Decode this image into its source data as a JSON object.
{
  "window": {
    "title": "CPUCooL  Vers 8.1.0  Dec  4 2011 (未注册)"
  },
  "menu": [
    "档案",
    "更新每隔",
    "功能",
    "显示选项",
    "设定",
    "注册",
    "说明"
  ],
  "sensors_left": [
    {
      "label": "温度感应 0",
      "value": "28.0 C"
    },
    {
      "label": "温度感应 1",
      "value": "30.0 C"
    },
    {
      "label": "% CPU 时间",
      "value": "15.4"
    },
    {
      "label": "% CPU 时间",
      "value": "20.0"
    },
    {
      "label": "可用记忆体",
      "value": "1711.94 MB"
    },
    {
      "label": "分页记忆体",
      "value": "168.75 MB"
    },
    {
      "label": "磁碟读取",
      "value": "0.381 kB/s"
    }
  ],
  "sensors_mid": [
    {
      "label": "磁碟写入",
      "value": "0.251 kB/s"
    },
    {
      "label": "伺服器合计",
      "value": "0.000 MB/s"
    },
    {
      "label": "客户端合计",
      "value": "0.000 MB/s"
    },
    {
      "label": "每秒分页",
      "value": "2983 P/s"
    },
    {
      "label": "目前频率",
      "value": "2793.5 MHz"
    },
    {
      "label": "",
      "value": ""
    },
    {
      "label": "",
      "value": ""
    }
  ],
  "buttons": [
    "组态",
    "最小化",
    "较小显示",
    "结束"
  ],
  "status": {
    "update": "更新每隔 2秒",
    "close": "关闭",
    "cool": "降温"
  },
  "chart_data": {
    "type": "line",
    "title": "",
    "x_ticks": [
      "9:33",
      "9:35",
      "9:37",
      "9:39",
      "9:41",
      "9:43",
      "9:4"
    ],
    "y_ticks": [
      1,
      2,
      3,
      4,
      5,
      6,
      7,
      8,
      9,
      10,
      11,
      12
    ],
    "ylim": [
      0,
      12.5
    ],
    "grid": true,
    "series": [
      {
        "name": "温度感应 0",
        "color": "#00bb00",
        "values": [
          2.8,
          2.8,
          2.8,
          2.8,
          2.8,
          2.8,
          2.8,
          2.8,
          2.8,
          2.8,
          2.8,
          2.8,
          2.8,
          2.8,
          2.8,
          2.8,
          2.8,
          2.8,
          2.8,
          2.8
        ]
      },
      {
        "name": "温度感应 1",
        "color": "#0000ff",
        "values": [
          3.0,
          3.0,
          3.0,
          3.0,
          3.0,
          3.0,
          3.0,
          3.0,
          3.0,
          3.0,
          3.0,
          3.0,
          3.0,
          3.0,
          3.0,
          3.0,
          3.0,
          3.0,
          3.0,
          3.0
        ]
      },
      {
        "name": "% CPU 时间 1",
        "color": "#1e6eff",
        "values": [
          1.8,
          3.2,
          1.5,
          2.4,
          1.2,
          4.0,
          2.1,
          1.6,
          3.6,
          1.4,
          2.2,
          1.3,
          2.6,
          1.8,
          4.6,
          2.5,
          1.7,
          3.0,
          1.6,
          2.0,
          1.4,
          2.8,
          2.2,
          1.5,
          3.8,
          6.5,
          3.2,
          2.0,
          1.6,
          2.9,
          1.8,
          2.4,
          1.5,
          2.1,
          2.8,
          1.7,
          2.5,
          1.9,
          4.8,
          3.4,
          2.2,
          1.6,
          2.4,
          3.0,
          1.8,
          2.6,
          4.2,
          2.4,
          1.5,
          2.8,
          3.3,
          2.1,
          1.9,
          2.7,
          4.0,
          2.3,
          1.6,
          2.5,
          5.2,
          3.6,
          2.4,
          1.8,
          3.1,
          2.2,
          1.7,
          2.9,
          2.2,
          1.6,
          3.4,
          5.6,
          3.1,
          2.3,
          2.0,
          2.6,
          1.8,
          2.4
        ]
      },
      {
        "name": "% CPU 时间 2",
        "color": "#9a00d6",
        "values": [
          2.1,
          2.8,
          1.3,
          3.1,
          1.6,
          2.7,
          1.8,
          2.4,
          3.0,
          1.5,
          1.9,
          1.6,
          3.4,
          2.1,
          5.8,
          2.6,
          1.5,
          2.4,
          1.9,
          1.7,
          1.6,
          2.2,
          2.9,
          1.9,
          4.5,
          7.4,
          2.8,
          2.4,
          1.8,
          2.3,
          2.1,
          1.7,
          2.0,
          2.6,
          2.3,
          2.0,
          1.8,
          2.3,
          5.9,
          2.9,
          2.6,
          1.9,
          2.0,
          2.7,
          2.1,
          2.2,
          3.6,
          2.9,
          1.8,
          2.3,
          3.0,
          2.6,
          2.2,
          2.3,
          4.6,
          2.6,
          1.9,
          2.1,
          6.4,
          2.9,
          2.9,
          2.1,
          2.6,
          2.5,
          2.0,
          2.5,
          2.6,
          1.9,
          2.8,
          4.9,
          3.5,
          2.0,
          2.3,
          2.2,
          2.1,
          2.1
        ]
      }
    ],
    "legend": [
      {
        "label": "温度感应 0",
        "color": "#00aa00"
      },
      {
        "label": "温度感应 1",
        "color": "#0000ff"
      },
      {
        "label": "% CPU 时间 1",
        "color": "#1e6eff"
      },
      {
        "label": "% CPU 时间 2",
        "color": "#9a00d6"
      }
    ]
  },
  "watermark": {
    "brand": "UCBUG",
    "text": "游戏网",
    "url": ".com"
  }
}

....

**DIRECTIONS FOR THIS TASK**
Go through the records above and set each one down exactly, please.

**FULL ANSWER**
Decode this image into its source data as a JSON object.
{
  "window": {
    "title": "CPUCooL  Vers 8.1.0  Dec  4 2011 (未注册)"
  },
  "menu": [
    "档案",
    "更新每隔",
    "功能",
    "显示选项",
    "设定",
    "注册",
    "说明"
  ],
  "sensors_left": [
    {
      "label": "温度感应 0",
      "value": "28.0 C"
    },
    {
      "label": "温度感应 1",
      "value": "30.0 C"
    },
    {
      "label": "% CPU 时间",
      "value": "15.4"
    },
    {
      "label": "% CPU 时间",
      "value": "20.0"
    },
    {
      "label": "可用记忆体",
      "value": "1711.94 MB"
    },
    {
      "label": "分页记忆体",
      "value": "168.75 MB"
    },
    {
      "label": "磁碟读取",
      "value": "0.381 kB/s"
    }
  ],
  "sensors_mid": [
    {
      "label": "磁碟写入",
      "value": "0.251 kB/s"
    },
    {
      "label": "伺服器合计",
      "value": "0.000 MB/s"
    },
    {
      "label": "客户端合计",
      "value": "0.000 MB/s"
    },
    {
      "label": "每秒分页",
      "value": "2983 P/s"
    },
    {
      "label": "目前频率",
      "value": "2793.5 MHz"
    },
    {
      "label": "",
      "value": ""
    },
    {
      "label": "",
      "value": ""
    }
  ],
  "buttons": [
    "组态",
    "最小化",
    "较小显示",
    "结束"
  ],
  "status": {
    "update": "更新每隔 2秒",
    "close": "关闭",
    "cool": "降温"
  },
  "chart_data": {
    "type": "line",
    "title": "",
    "x_ticks": [
      "9:33",
      "9:35",
      "9:37",
      "9:39",
      "9:41",
      "9:43",
      "9:4"
    ],
    "y_ticks": [
      1,
      2,
      3,
      4,
      5,
      6,
      7,
      8,
      9,
      10,
      11,
      12
    ],
    "ylim": [
      0,
      12.5
    ],
    "grid": true,
    "series": [
      {
        "name": "温度感应 0",
        "color": "#00bb00",
        "values": [
          2.8,
          2.8,
          2.8,
          2.8,
          2.8,
          2.8,
          2.8,
          2.8,
          2.8,
          2.8,
          2.8,
          2.8,
          2.8,
          2.8,
          2.8,
          2.8,
          2.8,
          2.8,
          2.8,
          2.8
        ]
      },
      {
        "name": "温度感应 1",
        "color": "#0000ff",
        "values": [
          3.0,
          3.0,
          3.0,
          3.0,
          3.0,
          3.0,
          3.0,
          3.0,
          3.0,
          3.0,
          3.0,
          3.0,
          3.0,
          3.0,
          3.0,
          3.0,
          3.0,
          3.0,
          3.0,
          3.0
        ]
      },
      {
        "name": "% CPU 时间 1",
        "color": "#1e6eff",
        "values": [
          1.8,
          3.2,
          1.5,
          2.4,
          1.2,
          4.0,
          2.1,
          1.6,
          3.6,
          1.4,
          2.2,
          1.3,
          2.6,
          1.8,
          4.6,
          2.5,
          1.7,
          3.0,
          1.6,
          2.0,
          1.4,
          2.8,
          2.2,
          1.5,
          3.8,
          6.5,
          3.2,
          2.0,
          1.6,
          2.9,
          1.8,
          2.4,
          1.5,
          2.1,
          2.8,
          1.7,
          2.5,
          1.9,
          4.8,
          3.4,
          2.2,
          1.6,
          2.4,
          3.0,
          1.8,
          2.6,
          4.2,
          2.4,
          1.5,
          2.8,
          3.3,
          2.1,
          1.9,
          2.7,
          4.0,
          2.3,
          1.6,
          2.5,
          5.2,
          3.6,
          2.4,
          1.8,
          3.1,
          2.2,
          1.7,
          2.9,
          2.2,
          1.6,
          3.4,
          5.6,
          3.1,
          2.3,
          2.0,
          2.6,
          1.8,
          2.4
        ]
      },
      {
        "name": "% CPU 时间 2",
        "color": "#9a00d6",
        "values": [
          2.1,
          2.8,
          1.3,
          3.1,
          1.6,
          2.7,
          1.8,
          2.4,
          3.0,
          1.5,
          1.9,
          1.6,
          3.4,
          2.1,
          5.8,
          2.6,
          1.5,
          2.4,
          1.9,
          1.7,
          1.6,
          2.2,
          2.9,
          1.9,
          4.5,
          7.4,
          2.8,
          2.4,
          1.8,
          2.3,
          2.1,
          1.7,
          2.0,
          2.6,
          2.3,
          2.0,
          1.8,
          2.3,
          5.9,
          2.9,
          2.6,
          1.9,
          2.0,
          2.7,
          2.1,
          2.2,
          3.6,
          2.9,
          1.8,
          2.3,
          3.0,
          2.6,
          2.2,
          2.3,
          4.6,
          2.6,
          1.9,
          2.1,
          6.4,
          2.9,
          2.9,
          2.1,
          2.6,
          2.5,
          2.0,
          2.5,
          2.6,
          1.9,
          2.8,
          4.9,
          3.5,
          2.0,
          2.3,
          2.2,
          2.1,
          2.1
        ]
      }
    ],
    "legend": [
      {
        "label": "温度感应 0",
        "color": "#00aa00"
      },
      {
        "label": "温度感应 1",
        "color": "#0000ff"
      },
      {
        "label": "% CPU 时间 1",
        "color": "#1e6eff"
      },
      {
        "label": "% CPU 时间 2",
        "color": "#9a00d6"
      }
    ]
  },
  "watermark": {
    "brand": "UCBUG",
    "text": "游戏网",
    "url": ".com"
  }
}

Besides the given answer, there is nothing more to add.